***** Dataset records *****

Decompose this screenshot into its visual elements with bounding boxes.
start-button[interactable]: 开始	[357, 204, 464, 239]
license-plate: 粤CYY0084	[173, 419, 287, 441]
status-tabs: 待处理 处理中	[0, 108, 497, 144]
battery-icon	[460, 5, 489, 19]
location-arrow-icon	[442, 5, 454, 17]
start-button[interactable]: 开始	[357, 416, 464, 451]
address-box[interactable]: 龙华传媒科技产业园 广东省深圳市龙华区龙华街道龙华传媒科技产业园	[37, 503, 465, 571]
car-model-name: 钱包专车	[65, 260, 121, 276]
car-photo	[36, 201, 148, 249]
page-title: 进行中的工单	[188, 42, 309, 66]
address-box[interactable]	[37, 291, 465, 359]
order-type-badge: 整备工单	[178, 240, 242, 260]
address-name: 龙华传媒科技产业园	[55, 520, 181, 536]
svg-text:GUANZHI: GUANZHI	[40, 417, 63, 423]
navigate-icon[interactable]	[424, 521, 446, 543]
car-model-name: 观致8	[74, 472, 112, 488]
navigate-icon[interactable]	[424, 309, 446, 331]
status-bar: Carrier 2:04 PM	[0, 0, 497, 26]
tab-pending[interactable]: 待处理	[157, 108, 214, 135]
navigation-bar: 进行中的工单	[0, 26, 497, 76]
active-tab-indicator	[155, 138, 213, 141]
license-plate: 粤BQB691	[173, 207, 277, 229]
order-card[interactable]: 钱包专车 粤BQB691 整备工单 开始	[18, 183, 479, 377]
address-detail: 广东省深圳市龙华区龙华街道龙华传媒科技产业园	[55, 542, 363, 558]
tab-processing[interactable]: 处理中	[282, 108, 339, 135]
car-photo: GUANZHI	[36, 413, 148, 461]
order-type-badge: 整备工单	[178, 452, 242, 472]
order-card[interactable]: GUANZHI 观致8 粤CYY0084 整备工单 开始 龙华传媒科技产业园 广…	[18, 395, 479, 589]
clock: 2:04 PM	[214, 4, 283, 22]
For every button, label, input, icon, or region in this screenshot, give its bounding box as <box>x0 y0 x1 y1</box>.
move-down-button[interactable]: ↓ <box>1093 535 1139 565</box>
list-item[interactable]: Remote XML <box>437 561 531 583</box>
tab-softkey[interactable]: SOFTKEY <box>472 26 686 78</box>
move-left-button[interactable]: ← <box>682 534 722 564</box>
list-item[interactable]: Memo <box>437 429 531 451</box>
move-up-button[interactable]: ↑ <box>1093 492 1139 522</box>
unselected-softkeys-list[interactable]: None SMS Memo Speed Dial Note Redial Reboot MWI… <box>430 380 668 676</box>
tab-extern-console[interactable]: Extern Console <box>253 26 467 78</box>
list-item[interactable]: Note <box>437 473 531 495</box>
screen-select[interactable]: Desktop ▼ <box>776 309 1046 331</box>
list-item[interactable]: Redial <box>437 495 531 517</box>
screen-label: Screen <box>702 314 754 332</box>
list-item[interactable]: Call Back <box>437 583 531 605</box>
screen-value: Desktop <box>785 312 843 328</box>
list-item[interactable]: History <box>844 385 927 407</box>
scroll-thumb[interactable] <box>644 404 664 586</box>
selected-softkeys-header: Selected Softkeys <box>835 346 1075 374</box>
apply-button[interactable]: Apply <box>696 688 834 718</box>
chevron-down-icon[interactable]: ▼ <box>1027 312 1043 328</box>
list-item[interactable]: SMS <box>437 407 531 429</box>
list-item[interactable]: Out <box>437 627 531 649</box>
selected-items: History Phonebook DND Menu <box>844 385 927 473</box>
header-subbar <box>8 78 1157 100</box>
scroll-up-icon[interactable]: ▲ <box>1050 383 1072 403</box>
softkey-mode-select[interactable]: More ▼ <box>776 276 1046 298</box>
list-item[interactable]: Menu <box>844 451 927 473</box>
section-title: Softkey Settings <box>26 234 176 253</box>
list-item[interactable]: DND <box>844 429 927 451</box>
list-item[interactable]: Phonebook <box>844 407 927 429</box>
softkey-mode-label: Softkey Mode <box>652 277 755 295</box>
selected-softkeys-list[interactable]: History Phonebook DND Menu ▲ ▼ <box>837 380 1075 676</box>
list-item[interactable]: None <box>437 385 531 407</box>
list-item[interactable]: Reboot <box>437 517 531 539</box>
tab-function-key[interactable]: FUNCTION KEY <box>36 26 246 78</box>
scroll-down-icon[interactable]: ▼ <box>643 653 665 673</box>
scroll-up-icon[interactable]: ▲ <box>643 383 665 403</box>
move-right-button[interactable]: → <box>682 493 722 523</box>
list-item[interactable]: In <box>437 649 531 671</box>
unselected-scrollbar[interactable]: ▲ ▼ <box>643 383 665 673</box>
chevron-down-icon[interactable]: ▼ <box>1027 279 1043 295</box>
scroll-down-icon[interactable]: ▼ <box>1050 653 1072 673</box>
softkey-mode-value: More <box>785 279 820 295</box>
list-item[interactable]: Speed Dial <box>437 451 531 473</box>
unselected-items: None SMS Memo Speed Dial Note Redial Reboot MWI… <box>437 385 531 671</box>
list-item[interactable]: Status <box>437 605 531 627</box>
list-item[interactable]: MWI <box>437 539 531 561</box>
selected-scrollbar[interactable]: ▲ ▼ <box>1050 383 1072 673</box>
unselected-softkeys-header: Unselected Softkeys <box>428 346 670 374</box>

*****

> What needs to be done: Print all of the records above again, line for line, with no changes.

> Written answer:
Decompose this screenshot into its visual elements with bounding boxes.
start-button[interactable]: 开始	[357, 204, 464, 239]
license-plate: 粤CYY0084	[173, 419, 287, 441]
status-tabs: 待处理 处理中	[0, 108, 497, 144]
battery-icon	[460, 5, 489, 19]
location-arrow-icon	[442, 5, 454, 17]
start-button[interactable]: 开始	[357, 416, 464, 451]
address-box[interactable]: 龙华传媒科技产业园 广东省深圳市龙华区龙华街道龙华传媒科技产业园	[37, 503, 465, 571]
car-model-name: 钱包专车	[65, 260, 121, 276]
car-photo	[36, 201, 148, 249]
page-title: 进行中的工单	[188, 42, 309, 66]
address-box[interactable]	[37, 291, 465, 359]
order-type-badge: 整备工单	[178, 240, 242, 260]
address-name: 龙华传媒科技产业园	[55, 520, 181, 536]
svg-text:GUANZHI: GUANZHI	[40, 417, 63, 423]
navigate-icon[interactable]	[424, 521, 446, 543]
car-model-name: 观致8	[74, 472, 112, 488]
navigate-icon[interactable]	[424, 309, 446, 331]
status-bar: Carrier 2:04 PM	[0, 0, 497, 26]
tab-pending[interactable]: 待处理	[157, 108, 214, 135]
navigation-bar: 进行中的工单	[0, 26, 497, 76]
active-tab-indicator	[155, 138, 213, 141]
license-plate: 粤BQB691	[173, 207, 277, 229]
order-card[interactable]: 钱包专车 粤BQB691 整备工单 开始	[18, 183, 479, 377]
address-detail: 广东省深圳市龙华区龙华街道龙华传媒科技产业园	[55, 542, 363, 558]
tab-processing[interactable]: 处理中	[282, 108, 339, 135]
car-photo: GUANZHI	[36, 413, 148, 461]
order-type-badge: 整备工单	[178, 452, 242, 472]
order-card[interactable]: GUANZHI 观致8 粤CYY0084 整备工单 开始 龙华传媒科技产业园 广…	[18, 395, 479, 589]
clock: 2:04 PM	[214, 4, 283, 22]
For every button, label, input, icon, or region in this screenshot, give its bounding box as <box>x0 y0 x1 y1</box>.
move-down-button[interactable]: ↓ <box>1093 535 1139 565</box>
list-item[interactable]: Remote XML <box>437 561 531 583</box>
tab-softkey[interactable]: SOFTKEY <box>472 26 686 78</box>
move-left-button[interactable]: ← <box>682 534 722 564</box>
list-item[interactable]: Memo <box>437 429 531 451</box>
move-up-button[interactable]: ↑ <box>1093 492 1139 522</box>
unselected-softkeys-list[interactable]: None SMS Memo Speed Dial Note Redial Reboot MWI… <box>430 380 668 676</box>
tab-extern-console[interactable]: Extern Console <box>253 26 467 78</box>
list-item[interactable]: Note <box>437 473 531 495</box>
screen-select[interactable]: Desktop ▼ <box>776 309 1046 331</box>
list-item[interactable]: Redial <box>437 495 531 517</box>
screen-label: Screen <box>702 314 754 332</box>
list-item[interactable]: Call Back <box>437 583 531 605</box>
screen-value: Desktop <box>785 312 843 328</box>
list-item[interactable]: History <box>844 385 927 407</box>
scroll-thumb[interactable] <box>644 404 664 586</box>
selected-softkeys-header: Selected Softkeys <box>835 346 1075 374</box>
apply-button[interactable]: Apply <box>696 688 834 718</box>
chevron-down-icon[interactable]: ▼ <box>1027 312 1043 328</box>
list-item[interactable]: SMS <box>437 407 531 429</box>
list-item[interactable]: Out <box>437 627 531 649</box>
selected-items: History Phonebook DND Menu <box>844 385 927 473</box>
header-subbar <box>8 78 1157 100</box>
scroll-up-icon[interactable]: ▲ <box>1050 383 1072 403</box>
softkey-mode-select[interactable]: More ▼ <box>776 276 1046 298</box>
list-item[interactable]: Menu <box>844 451 927 473</box>
section-title: Softkey Settings <box>26 234 176 253</box>
list-item[interactable]: DND <box>844 429 927 451</box>
list-item[interactable]: Phonebook <box>844 407 927 429</box>
softkey-mode-label: Softkey Mode <box>652 277 755 295</box>
selected-softkeys-list[interactable]: History Phonebook DND Menu ▲ ▼ <box>837 380 1075 676</box>
list-item[interactable]: None <box>437 385 531 407</box>
list-item[interactable]: Reboot <box>437 517 531 539</box>
tab-function-key[interactable]: FUNCTION KEY <box>36 26 246 78</box>
scroll-down-icon[interactable]: ▼ <box>643 653 665 673</box>
scroll-up-icon[interactable]: ▲ <box>643 383 665 403</box>
move-right-button[interactable]: → <box>682 493 722 523</box>
list-item[interactable]: In <box>437 649 531 671</box>
unselected-scrollbar[interactable]: ▲ ▼ <box>643 383 665 673</box>
chevron-down-icon[interactable]: ▼ <box>1027 279 1043 295</box>
scroll-down-icon[interactable]: ▼ <box>1050 653 1072 673</box>
softkey-mode-value: More <box>785 279 820 295</box>
list-item[interactable]: Speed Dial <box>437 451 531 473</box>
unselected-items: None SMS Memo Speed Dial Note Redial Reboot MWI… <box>437 385 531 671</box>
list-item[interactable]: Status <box>437 605 531 627</box>
list-item[interactable]: MWI <box>437 539 531 561</box>
selected-scrollbar[interactable]: ▲ ▼ <box>1050 383 1072 673</box>
unselected-softkeys-header: Unselected Softkeys <box>428 346 670 374</box>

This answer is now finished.